[Problem to work on]: Go through the data below and copy it exactly, skipping every picture.

(Stored data)
* * *
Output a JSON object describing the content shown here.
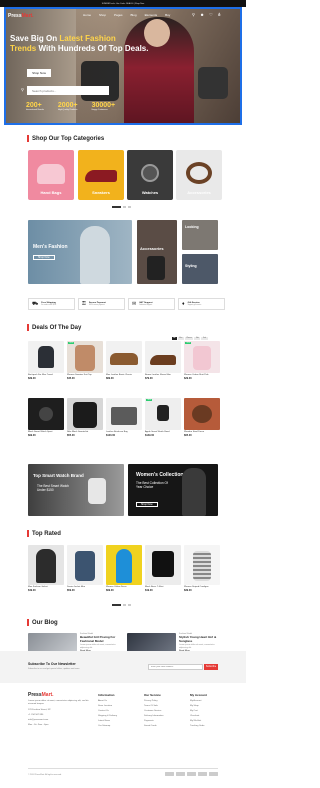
{
  "topbar": {
    "text": "SUMMER sale: Use Code: DEAL00 | Shop Now"
  },
  "header": {
    "logo_main": "Press",
    "logo_accent": "Mart.",
    "nav": [
      "Home",
      "Shop",
      "Pages",
      "Blog",
      "Elements",
      "Buy"
    ],
    "icons": [
      "search-icon",
      "user-icon",
      "heart-icon",
      "cart-icon"
    ]
  },
  "hero": {
    "title_1": "Save Big On ",
    "title_hl1": "Latest Fashion",
    "title_hl2": "Trends",
    "title_2": " With Hundreds Of Top Deals.",
    "button": "Shop Now",
    "search_placeholder": "Search products...",
    "stats": [
      {
        "num": "200+",
        "label": "International Brands"
      },
      {
        "num": "2000+",
        "label": "High-Quality Products"
      },
      {
        "num": "30000+",
        "label": "Happy Customers"
      }
    ]
  },
  "categories": {
    "title": "Shop Our Top Categories",
    "items": [
      "Hand Bags",
      "Sneakers",
      "Watches",
      "Accessories"
    ]
  },
  "promo": {
    "mens_title": "Men's Fashion",
    "mens_button": "Shop Now",
    "access_title": "Accessories",
    "looking_title": "Looking",
    "styling_title": "Styling"
  },
  "features": [
    {
      "icon": "truck-icon",
      "title": "Free Shipping",
      "sub": "For orders over $100"
    },
    {
      "icon": "lock-icon",
      "title": "Secure Payment",
      "sub": "100% secure payment"
    },
    {
      "icon": "chat-icon",
      "title": "24/7 Support",
      "sub": "Dedicated support"
    },
    {
      "icon": "gift-icon",
      "title": "Gift Service",
      "sub": "Support gift service"
    }
  ],
  "deals": {
    "title": "Deals Of The Day",
    "filters": [
      "All",
      "Men",
      "Women",
      "Kids",
      "Sale"
    ],
    "row1": [
      {
        "name": "Backpack For Men Travel",
        "price": "$39.00",
        "badge": ""
      },
      {
        "name": "Women Sweater Knit Top",
        "price": "$45.00",
        "badge": "-20%"
      },
      {
        "name": "Men Leather Boots Classic",
        "price": "$89.00",
        "badge": ""
      },
      {
        "name": "Brown Leather Shoes Men",
        "price": "$79.00",
        "badge": ""
      },
      {
        "name": "Women Cotton Shirt Pink",
        "price": "$29.00",
        "badge": "-15%"
      }
    ],
    "row2": [
      {
        "name": "Black Smart Watch Sport",
        "price": "$99.00",
        "badge": ""
      },
      {
        "name": "Nike Black Sweatshirt",
        "price": "$55.00",
        "badge": ""
      },
      {
        "name": "Leather Briefcase Bag",
        "price": "$120.00",
        "badge": ""
      },
      {
        "name": "Apple Smart Watch Band",
        "price": "$149.00",
        "badge": "-10%"
      },
      {
        "name": "Wooden Stool Decor",
        "price": "$65.00",
        "badge": ""
      }
    ]
  },
  "banners": {
    "watch_title": "Top Smart Watch Brand",
    "watch_sub": "The Best Smart Watch Under $150",
    "women_title": "Women's Collection",
    "women_sub": "The Best Collection Of Year Choice",
    "women_button": "Shop Now"
  },
  "top_rated": {
    "title": "Top Rated",
    "items": [
      {
        "name": "Men Fashion Jacket",
        "price": "$49.00"
      },
      {
        "name": "Denim Jacket Men",
        "price": "$59.00"
      },
      {
        "name": "Women Yellow Dress",
        "price": "$69.00"
      },
      {
        "name": "Black Basic T-Shirt",
        "price": "$19.00"
      },
      {
        "name": "Women Striped Cardigan",
        "price": "$39.00"
      }
    ]
  },
  "blog": {
    "title": "Our Blog",
    "posts": [
      {
        "author": "Fashion Model",
        "title": "Beautiful Girl Posing For Fashional Model",
        "excerpt": "Lorem ipsum dolor sit amet, consectetur adipiscing elit.",
        "more": "Read More"
      },
      {
        "author": "Fashion Model",
        "title": "Stylish Young Heart Girl & Sunglass",
        "excerpt": "Lorem ipsum dolor sit amet, consectetur adipiscing elit.",
        "more": "Read More"
      }
    ]
  },
  "newsletter": {
    "title": "Subscribe To Our Newsletter",
    "sub": "Subscribe to our and get special offers, updates and more.",
    "placeholder": "Enter your email address",
    "button": "Subscribe"
  },
  "footer": {
    "about": "Lorem ipsum dolor sit amet, consectetur adipiscing elit, sed do eiusmod tempor.",
    "contacts": [
      "123 Fashion Street, NY",
      "+1 234 567 890",
      "info@pressmart.com",
      "Mon - Fri: 9am - 6pm"
    ],
    "cols": [
      {
        "h": "Information",
        "items": [
          "About Us",
          "Store Location",
          "Contact Us",
          "Shipping & Delivery",
          "Latest News",
          "Our Sitemap"
        ]
      },
      {
        "h": "Our Service",
        "items": [
          "Privacy Policy",
          "Terms Of Sale",
          "Customer Service",
          "Delivery Information",
          "Payments",
          "Saved Cards"
        ]
      },
      {
        "h": "My Account",
        "items": [
          "My Account",
          "My Shop",
          "My Cart",
          "Checkout",
          "My Wishlist",
          "Tracking Order"
        ]
      }
    ],
    "copyright": "© 2024 PressMart. All rights reserved."
  }
}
* * *
[Solution to the problem]:
Output a JSON object describing the content shown here.
{
  "topbar": {
    "text": "SUMMER sale: Use Code: DEAL00 | Shop Now"
  },
  "header": {
    "logo_main": "Press",
    "logo_accent": "Mart.",
    "nav": [
      "Home",
      "Shop",
      "Pages",
      "Blog",
      "Elements",
      "Buy"
    ],
    "icons": [
      "search-icon",
      "user-icon",
      "heart-icon",
      "cart-icon"
    ]
  },
  "hero": {
    "title_1": "Save Big On ",
    "title_hl1": "Latest Fashion",
    "title_hl2": "Trends",
    "title_2": " With Hundreds Of Top Deals.",
    "button": "Shop Now",
    "search_placeholder": "Search products...",
    "stats": [
      {
        "num": "200+",
        "label": "International Brands"
      },
      {
        "num": "2000+",
        "label": "High-Quality Products"
      },
      {
        "num": "30000+",
        "label": "Happy Customers"
      }
    ]
  },
  "categories": {
    "title": "Shop Our Top Categories",
    "items": [
      "Hand Bags",
      "Sneakers",
      "Watches",
      "Accessories"
    ]
  },
  "promo": {
    "mens_title": "Men's Fashion",
    "mens_button": "Shop Now",
    "access_title": "Accessories",
    "looking_title": "Looking",
    "styling_title": "Styling"
  },
  "features": [
    {
      "icon": "truck-icon",
      "title": "Free Shipping",
      "sub": "For orders over $100"
    },
    {
      "icon": "lock-icon",
      "title": "Secure Payment",
      "sub": "100% secure payment"
    },
    {
      "icon": "chat-icon",
      "title": "24/7 Support",
      "sub": "Dedicated support"
    },
    {
      "icon": "gift-icon",
      "title": "Gift Service",
      "sub": "Support gift service"
    }
  ],
  "deals": {
    "title": "Deals Of The Day",
    "filters": [
      "All",
      "Men",
      "Women",
      "Kids",
      "Sale"
    ],
    "row1": [
      {
        "name": "Backpack For Men Travel",
        "price": "$39.00",
        "badge": ""
      },
      {
        "name": "Women Sweater Knit Top",
        "price": "$45.00",
        "badge": "-20%"
      },
      {
        "name": "Men Leather Boots Classic",
        "price": "$89.00",
        "badge": ""
      },
      {
        "name": "Brown Leather Shoes Men",
        "price": "$79.00",
        "badge": ""
      },
      {
        "name": "Women Cotton Shirt Pink",
        "price": "$29.00",
        "badge": "-15%"
      }
    ],
    "row2": [
      {
        "name": "Black Smart Watch Sport",
        "price": "$99.00",
        "badge": ""
      },
      {
        "name": "Nike Black Sweatshirt",
        "price": "$55.00",
        "badge": ""
      },
      {
        "name": "Leather Briefcase Bag",
        "price": "$120.00",
        "badge": ""
      },
      {
        "name": "Apple Smart Watch Band",
        "price": "$149.00",
        "badge": "-10%"
      },
      {
        "name": "Wooden Stool Decor",
        "price": "$65.00",
        "badge": ""
      }
    ]
  },
  "banners": {
    "watch_title": "Top Smart Watch Brand",
    "watch_sub": "The Best Smart Watch Under $150",
    "women_title": "Women's Collection",
    "women_sub": "The Best Collection Of Year Choice",
    "women_button": "Shop Now"
  },
  "top_rated": {
    "title": "Top Rated",
    "items": [
      {
        "name": "Men Fashion Jacket",
        "price": "$49.00"
      },
      {
        "name": "Denim Jacket Men",
        "price": "$59.00"
      },
      {
        "name": "Women Yellow Dress",
        "price": "$69.00"
      },
      {
        "name": "Black Basic T-Shirt",
        "price": "$19.00"
      },
      {
        "name": "Women Striped Cardigan",
        "price": "$39.00"
      }
    ]
  },
  "blog": {
    "title": "Our Blog",
    "posts": [
      {
        "author": "Fashion Model",
        "title": "Beautiful Girl Posing For Fashional Model",
        "excerpt": "Lorem ipsum dolor sit amet, consectetur adipiscing elit.",
        "more": "Read More"
      },
      {
        "author": "Fashion Model",
        "title": "Stylish Young Heart Girl & Sunglass",
        "excerpt": "Lorem ipsum dolor sit amet, consectetur adipiscing elit.",
        "more": "Read More"
      }
    ]
  },
  "newsletter": {
    "title": "Subscribe To Our Newsletter",
    "sub": "Subscribe to our and get special offers, updates and more.",
    "placeholder": "Enter your email address",
    "button": "Subscribe"
  },
  "footer": {
    "about": "Lorem ipsum dolor sit amet, consectetur adipiscing elit, sed do eiusmod tempor.",
    "contacts": [
      "123 Fashion Street, NY",
      "+1 234 567 890",
      "info@pressmart.com",
      "Mon - Fri: 9am - 6pm"
    ],
    "cols": [
      {
        "h": "Information",
        "items": [
          "About Us",
          "Store Location",
          "Contact Us",
          "Shipping & Delivery",
          "Latest News",
          "Our Sitemap"
        ]
      },
      {
        "h": "Our Service",
        "items": [
          "Privacy Policy",
          "Terms Of Sale",
          "Customer Service",
          "Delivery Information",
          "Payments",
          "Saved Cards"
        ]
      },
      {
        "h": "My Account",
        "items": [
          "My Account",
          "My Shop",
          "My Cart",
          "Checkout",
          "My Wishlist",
          "Tracking Order"
        ]
      }
    ],
    "copyright": "© 2024 PressMart. All rights reserved."
  }
}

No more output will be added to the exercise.